Exercise brief - From the data that follows, copy every line holding the string "values".

Supplied data -
══════════════════════════════
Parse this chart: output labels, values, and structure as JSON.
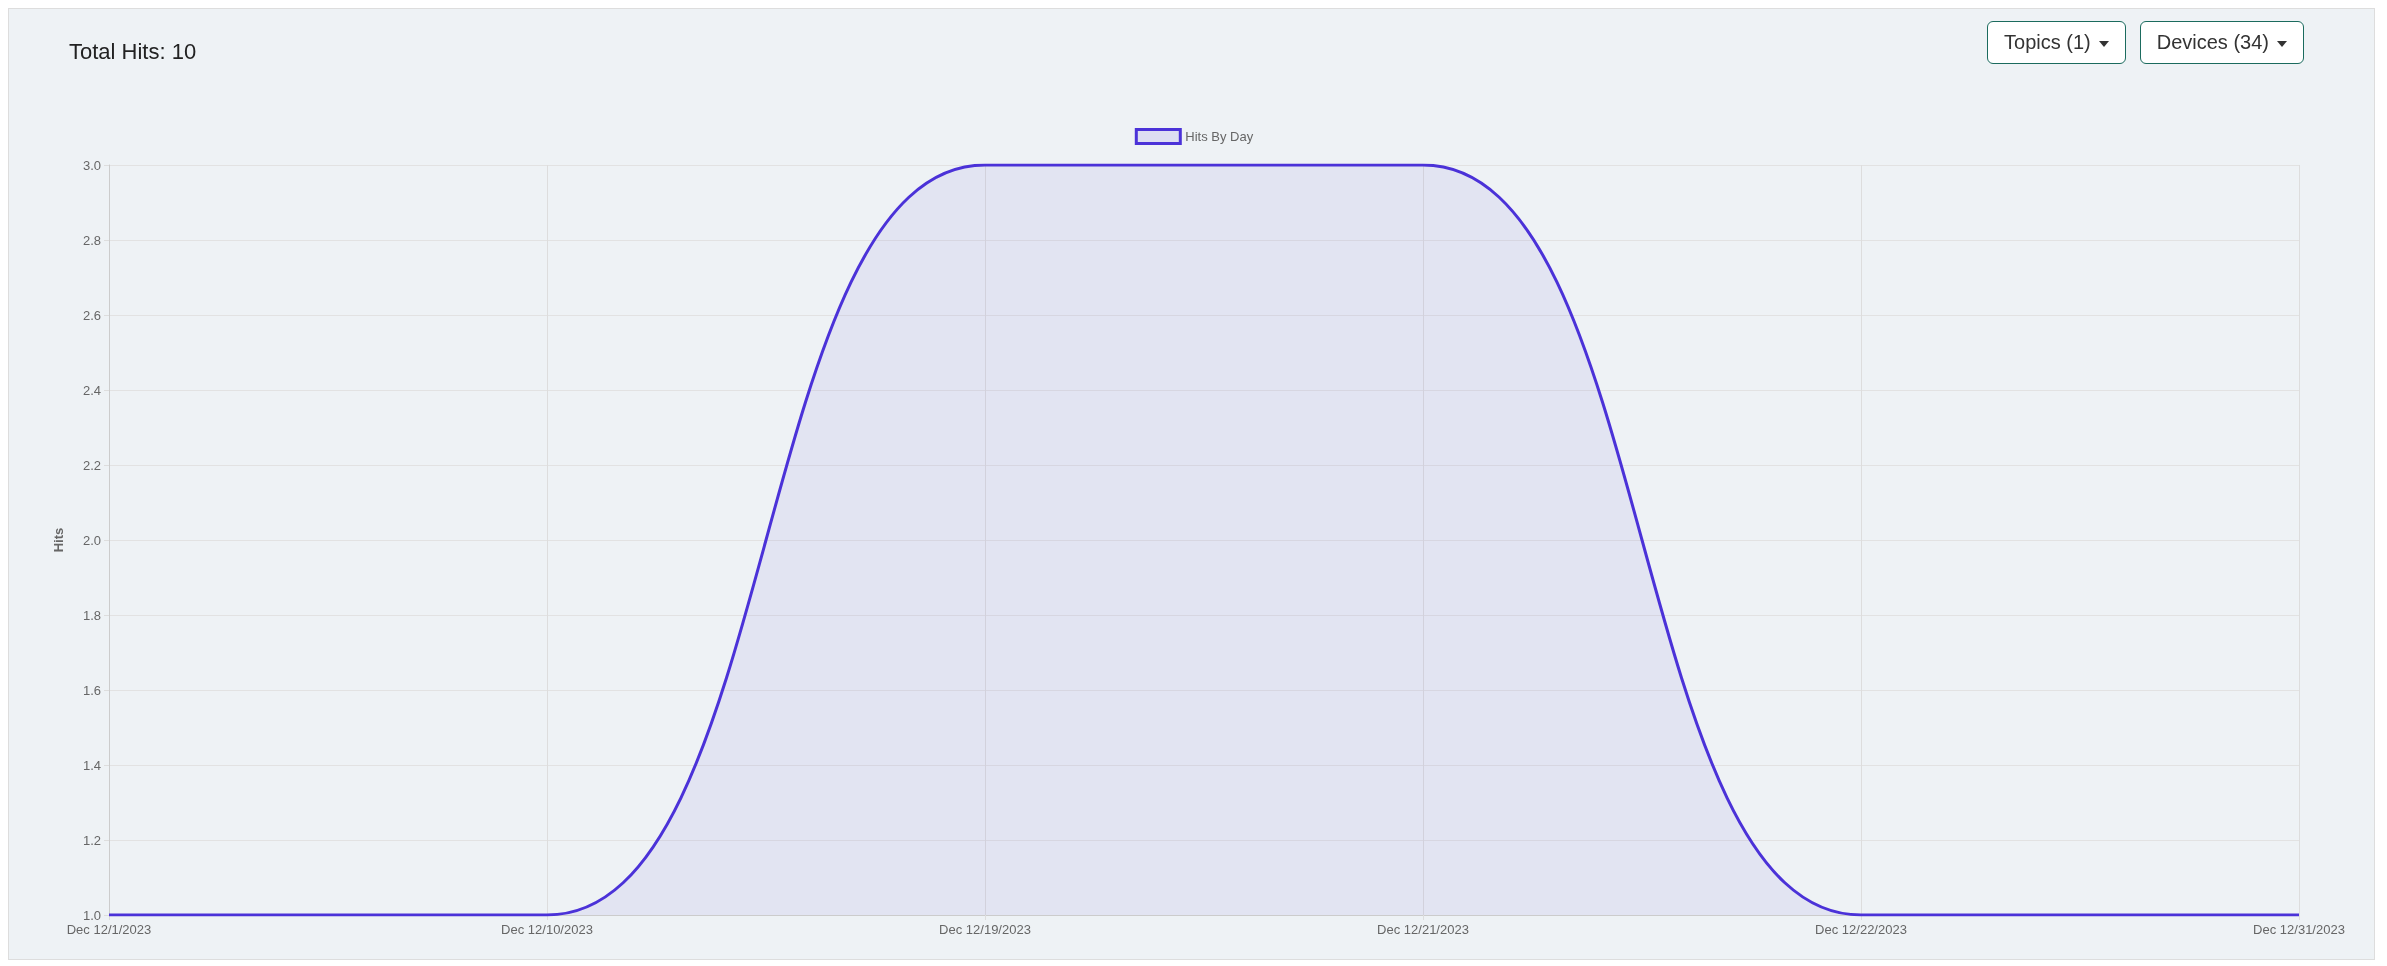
{
  "chart_data": {
    "type": "area",
    "title": "Total Hits: 10",
    "ylabel": "Hits",
    "annotations": [
      "Topics (1)",
      "Devices (34)"
    ],
    "categories": [
      "Dec 12/1/2023",
      "Dec 12/10/2023",
      "Dec 12/19/2023",
      "Dec 12/21/2023",
      "Dec 12/22/2023",
      "Dec 12/31/2023"
    ],
    "series": [
      {
        "name": "Hits By Day",
        "color": "#4b32d8",
        "values": [
          1,
          1,
          3,
          3,
          1,
          1
        ]
      }
    ],
    "ylim": [
      1,
      3
    ],
    "yticks": [
      {
        "value": 1,
        "label": "1.0"
      },
      {
        "value": 1.2,
        "label": "1.2"
      },
      {
        "value": 1.4,
        "label": "1.4"
      },
      {
        "value": 1.6,
        "label": "1.6"
      },
      {
        "value": 1.8,
        "label": "1.8"
      },
      {
        "value": 2,
        "label": "2.0"
      },
      {
        "value": 2.2,
        "label": "2.2"
      },
      {
        "value": 2.4,
        "label": "2.4"
      },
      {
        "value": 2.6,
        "label": "2.6"
      },
      {
        "value": 2.8,
        "label": "2.8"
      },
      {
        "value": 3,
        "label": "3.0"
      }
    ],
    "grid": true,
    "legend": "top",
    "marker": "none",
    "line_style": "solid"
  }
}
══════════════════════════════
Response below -
Parse this chart: output labels, values, and structure as JSON.
        "values": [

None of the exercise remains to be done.